Exercise aim: Quote the whole listing verbatim.

Listed records:
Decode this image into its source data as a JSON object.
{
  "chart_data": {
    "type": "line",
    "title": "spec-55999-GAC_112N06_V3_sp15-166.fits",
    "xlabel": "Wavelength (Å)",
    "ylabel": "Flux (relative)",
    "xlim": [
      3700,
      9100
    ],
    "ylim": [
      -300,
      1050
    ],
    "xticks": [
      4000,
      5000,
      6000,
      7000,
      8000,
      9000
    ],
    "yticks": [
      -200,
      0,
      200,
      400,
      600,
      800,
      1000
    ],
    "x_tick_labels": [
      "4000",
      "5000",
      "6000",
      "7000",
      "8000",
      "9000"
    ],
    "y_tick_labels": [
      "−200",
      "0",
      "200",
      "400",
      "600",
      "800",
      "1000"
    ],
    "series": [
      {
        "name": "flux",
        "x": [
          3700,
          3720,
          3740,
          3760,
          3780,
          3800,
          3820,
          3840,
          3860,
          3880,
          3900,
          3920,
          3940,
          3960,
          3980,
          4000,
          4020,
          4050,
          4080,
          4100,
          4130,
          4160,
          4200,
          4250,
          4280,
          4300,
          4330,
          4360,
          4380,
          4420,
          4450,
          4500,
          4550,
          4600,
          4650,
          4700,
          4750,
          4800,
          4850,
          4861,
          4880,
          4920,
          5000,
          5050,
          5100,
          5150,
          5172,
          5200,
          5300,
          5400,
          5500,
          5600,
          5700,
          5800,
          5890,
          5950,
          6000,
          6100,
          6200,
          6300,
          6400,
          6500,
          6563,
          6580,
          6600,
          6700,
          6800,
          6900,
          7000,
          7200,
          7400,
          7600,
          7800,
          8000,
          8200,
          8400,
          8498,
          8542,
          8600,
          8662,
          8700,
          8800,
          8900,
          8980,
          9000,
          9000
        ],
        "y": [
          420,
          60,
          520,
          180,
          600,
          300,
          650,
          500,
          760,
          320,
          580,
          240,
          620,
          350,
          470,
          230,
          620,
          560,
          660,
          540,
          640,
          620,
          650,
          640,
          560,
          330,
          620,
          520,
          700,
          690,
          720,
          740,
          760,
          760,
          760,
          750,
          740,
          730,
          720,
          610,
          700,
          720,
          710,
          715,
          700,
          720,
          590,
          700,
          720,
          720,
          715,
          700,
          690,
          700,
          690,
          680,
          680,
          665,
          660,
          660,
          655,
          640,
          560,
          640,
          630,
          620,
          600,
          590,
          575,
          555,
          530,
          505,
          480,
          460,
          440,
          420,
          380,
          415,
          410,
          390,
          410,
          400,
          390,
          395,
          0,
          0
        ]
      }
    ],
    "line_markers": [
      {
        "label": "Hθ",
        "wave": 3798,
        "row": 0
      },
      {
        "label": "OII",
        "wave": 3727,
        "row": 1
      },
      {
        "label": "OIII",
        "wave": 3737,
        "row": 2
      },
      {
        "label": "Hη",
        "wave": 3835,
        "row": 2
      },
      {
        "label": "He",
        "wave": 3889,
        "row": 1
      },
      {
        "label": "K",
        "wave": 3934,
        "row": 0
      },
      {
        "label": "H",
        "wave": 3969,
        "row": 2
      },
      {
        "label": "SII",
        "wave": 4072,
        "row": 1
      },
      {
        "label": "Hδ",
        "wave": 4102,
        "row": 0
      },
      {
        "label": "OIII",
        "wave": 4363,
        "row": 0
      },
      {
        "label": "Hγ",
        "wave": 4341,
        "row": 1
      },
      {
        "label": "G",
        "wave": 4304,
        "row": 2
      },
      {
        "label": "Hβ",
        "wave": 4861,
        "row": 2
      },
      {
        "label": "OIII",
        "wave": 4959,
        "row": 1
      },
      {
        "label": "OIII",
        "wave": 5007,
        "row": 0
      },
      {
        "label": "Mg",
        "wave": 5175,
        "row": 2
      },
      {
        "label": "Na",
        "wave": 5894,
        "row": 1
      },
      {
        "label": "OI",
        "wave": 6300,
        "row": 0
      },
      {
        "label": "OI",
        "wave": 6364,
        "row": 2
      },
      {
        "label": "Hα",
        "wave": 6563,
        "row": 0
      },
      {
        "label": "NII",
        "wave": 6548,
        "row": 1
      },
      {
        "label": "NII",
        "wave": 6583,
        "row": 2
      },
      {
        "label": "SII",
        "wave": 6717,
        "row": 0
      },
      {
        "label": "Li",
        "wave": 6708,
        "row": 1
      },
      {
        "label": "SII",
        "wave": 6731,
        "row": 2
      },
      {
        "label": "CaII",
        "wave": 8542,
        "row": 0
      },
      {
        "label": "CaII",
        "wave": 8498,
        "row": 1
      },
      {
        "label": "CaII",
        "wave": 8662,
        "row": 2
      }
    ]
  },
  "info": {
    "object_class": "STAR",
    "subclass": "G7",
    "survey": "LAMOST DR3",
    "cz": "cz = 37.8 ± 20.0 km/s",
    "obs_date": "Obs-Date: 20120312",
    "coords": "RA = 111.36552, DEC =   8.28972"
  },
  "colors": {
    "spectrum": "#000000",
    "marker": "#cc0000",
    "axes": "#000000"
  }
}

Finished exercise:
Decode this image into its source data as a JSON object.
{
  "chart_data": {
    "type": "line",
    "title": "spec-55999-GAC_112N06_V3_sp15-166.fits",
    "xlabel": "Wavelength (Å)",
    "ylabel": "Flux (relative)",
    "xlim": [
      3700,
      9100
    ],
    "ylim": [
      -300,
      1050
    ],
    "xticks": [
      4000,
      5000,
      6000,
      7000,
      8000,
      9000
    ],
    "yticks": [
      -200,
      0,
      200,
      400,
      600,
      800,
      1000
    ],
    "x_tick_labels": [
      "4000",
      "5000",
      "6000",
      "7000",
      "8000",
      "9000"
    ],
    "y_tick_labels": [
      "−200",
      "0",
      "200",
      "400",
      "600",
      "800",
      "1000"
    ],
    "series": [
      {
        "name": "flux",
        "x": [
          3700,
          3720,
          3740,
          3760,
          3780,
          3800,
          3820,
          3840,
          3860,
          3880,
          3900,
          3920,
          3940,
          3960,
          3980,
          4000,
          4020,
          4050,
          4080,
          4100,
          4130,
          4160,
          4200,
          4250,
          4280,
          4300,
          4330,
          4360,
          4380,
          4420,
          4450,
          4500,
          4550,
          4600,
          4650,
          4700,
          4750,
          4800,
          4850,
          4861,
          4880,
          4920,
          5000,
          5050,
          5100,
          5150,
          5172,
          5200,
          5300,
          5400,
          5500,
          5600,
          5700,
          5800,
          5890,
          5950,
          6000,
          6100,
          6200,
          6300,
          6400,
          6500,
          6563,
          6580,
          6600,
          6700,
          6800,
          6900,
          7000,
          7200,
          7400,
          7600,
          7800,
          8000,
          8200,
          8400,
          8498,
          8542,
          8600,
          8662,
          8700,
          8800,
          8900,
          8980,
          9000,
          9000
        ],
        "y": [
          420,
          60,
          520,
          180,
          600,
          300,
          650,
          500,
          760,
          320,
          580,
          240,
          620,
          350,
          470,
          230,
          620,
          560,
          660,
          540,
          640,
          620,
          650,
          640,
          560,
          330,
          620,
          520,
          700,
          690,
          720,
          740,
          760,
          760,
          760,
          750,
          740,
          730,
          720,
          610,
          700,
          720,
          710,
          715,
          700,
          720,
          590,
          700,
          720,
          720,
          715,
          700,
          690,
          700,
          690,
          680,
          680,
          665,
          660,
          660,
          655,
          640,
          560,
          640,
          630,
          620,
          600,
          590,
          575,
          555,
          530,
          505,
          480,
          460,
          440,
          420,
          380,
          415,
          410,
          390,
          410,
          400,
          390,
          395,
          0,
          0
        ]
      }
    ],
    "line_markers": [
      {
        "label": "Hθ",
        "wave": 3798,
        "row": 0
      },
      {
        "label": "OII",
        "wave": 3727,
        "row": 1
      },
      {
        "label": "OIII",
        "wave": 3737,
        "row": 2
      },
      {
        "label": "Hη",
        "wave": 3835,
        "row": 2
      },
      {
        "label": "He",
        "wave": 3889,
        "row": 1
      },
      {
        "label": "K",
        "wave": 3934,
        "row": 0
      },
      {
        "label": "H",
        "wave": 3969,
        "row": 2
      },
      {
        "label": "SII",
        "wave": 4072,
        "row": 1
      },
      {
        "label": "Hδ",
        "wave": 4102,
        "row": 0
      },
      {
        "label": "OIII",
        "wave": 4363,
        "row": 0
      },
      {
        "label": "Hγ",
        "wave": 4341,
        "row": 1
      },
      {
        "label": "G",
        "wave": 4304,
        "row": 2
      },
      {
        "label": "Hβ",
        "wave": 4861,
        "row": 2
      },
      {
        "label": "OIII",
        "wave": 4959,
        "row": 1
      },
      {
        "label": "OIII",
        "wave": 5007,
        "row": 0
      },
      {
        "label": "Mg",
        "wave": 5175,
        "row": 2
      },
      {
        "label": "Na",
        "wave": 5894,
        "row": 1
      },
      {
        "label": "OI",
        "wave": 6300,
        "row": 0
      },
      {
        "label": "OI",
        "wave": 6364,
        "row": 2
      },
      {
        "label": "Hα",
        "wave": 6563,
        "row": 0
      },
      {
        "label": "NII",
        "wave": 6548,
        "row": 1
      },
      {
        "label": "NII",
        "wave": 6583,
        "row": 2
      },
      {
        "label": "SII",
        "wave": 6717,
        "row": 0
      },
      {
        "label": "Li",
        "wave": 6708,
        "row": 1
      },
      {
        "label": "SII",
        "wave": 6731,
        "row": 2
      },
      {
        "label": "CaII",
        "wave": 8542,
        "row": 0
      },
      {
        "label": "CaII",
        "wave": 8498,
        "row": 1
      },
      {
        "label": "CaII",
        "wave": 8662,
        "row": 2
      }
    ]
  },
  "info": {
    "object_class": "STAR",
    "subclass": "G7",
    "survey": "LAMOST DR3",
    "cz": "cz = 37.8 ± 20.0 km/s",
    "obs_date": "Obs-Date: 20120312",
    "coords": "RA = 111.36552, DEC =   8.28972"
  },
  "colors": {
    "spectrum": "#000000",
    "marker": "#cc0000",
    "axes": "#000000"
  }
}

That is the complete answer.